Required work >> Repeat each entry as written, dropping any picture you find.

----- Recorded data -----

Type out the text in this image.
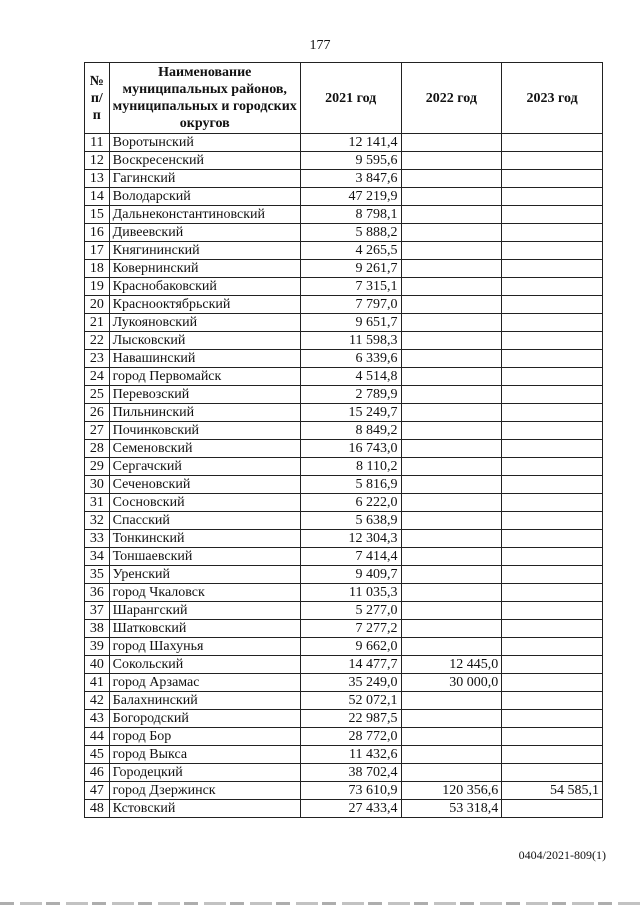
177
№ п/п	Наименование муниципальных районов, муниципальных и городских округов	2021 год	2022 год	2023 год
11	Воротынский	12 141,4		
12	Воскресенский	9 595,6		
13	Гагинский	3 847,6		
14	Володарский	47 219,9		
15	Дальнеконстантиновский	8 798,1		
16	Дивеевский	5 888,2		
17	Княгининский	4 265,5		
18	Ковернинский	9 261,7		
19	Краснобаковский	7 315,1		
20	Краснооктябрьский	7 797,0		
21	Лукояновский	9 651,7		
22	Лысковский	11 598,3		
23	Навашинский	6 339,6		
24	город Первомайск	4 514,8		
25	Перевозский	2 789,9		
26	Пильнинский	15 249,7		
27	Починковский	8 849,2		
28	Семеновский	16 743,0		
29	Сергачский	8 110,2		
30	Сеченовский	5 816,9		
31	Сосновский	6 222,0		
32	Спасский	5 638,9		
33	Тонкинский	12 304,3		
34	Тоншаевский	7 414,4		
35	Уренский	9 409,7		
36	город Чкаловск	11 035,3		
37	Шарангский	5 277,0		
38	Шатковский	7 277,2		
39	город Шахунья	9 662,0		
40	Сокольский	14 477,7	12 445,0	
41	город Арзамас	35 249,0	30 000,0	
42	Балахнинский	52 072,1		
43	Богородский	22 987,5		
44	город Бор	28 772,0		
45	город Выкса	11 432,6		
46	Городецкий	38 702,4		
47	город Дзержинск	73 610,9	120 356,6	54 585,1
48	Кстовский	27 433,4	53 318,4	
0404/2021-809(1)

-----

Solution for this exercise >>
Type out the text in this image.
177
№ п/п	Наименование муниципальных районов, муниципальных и городских округов	2021 год	2022 год	2023 год
11	Воротынский	12 141,4		
12	Воскресенский	9 595,6		
13	Гагинский	3 847,6		
14	Володарский	47 219,9		
15	Дальнеконстантиновский	8 798,1		
16	Дивеевский	5 888,2		
17	Княгининский	4 265,5		
18	Ковернинский	9 261,7		
19	Краснобаковский	7 315,1		
20	Краснооктябрьский	7 797,0		
21	Лукояновский	9 651,7		
22	Лысковский	11 598,3		
23	Навашинский	6 339,6		
24	город Первомайск	4 514,8		
25	Перевозский	2 789,9		
26	Пильнинский	15 249,7		
27	Починковский	8 849,2		
28	Семеновский	16 743,0		
29	Сергачский	8 110,2		
30	Сеченовский	5 816,9		
31	Сосновский	6 222,0		
32	Спасский	5 638,9		
33	Тонкинский	12 304,3		
34	Тоншаевский	7 414,4		
35	Уренский	9 409,7		
36	город Чкаловск	11 035,3		
37	Шарангский	5 277,0		
38	Шатковский	7 277,2		
39	город Шахунья	9 662,0		
40	Сокольский	14 477,7	12 445,0	
41	город Арзамас	35 249,0	30 000,0	
42	Балахнинский	52 072,1		
43	Богородский	22 987,5		
44	город Бор	28 772,0		
45	город Выкса	11 432,6		
46	Городецкий	38 702,4		
47	город Дзержинск	73 610,9	120 356,6	54 585,1
48	Кстовский	27 433,4	53 318,4	
0404/2021-809(1)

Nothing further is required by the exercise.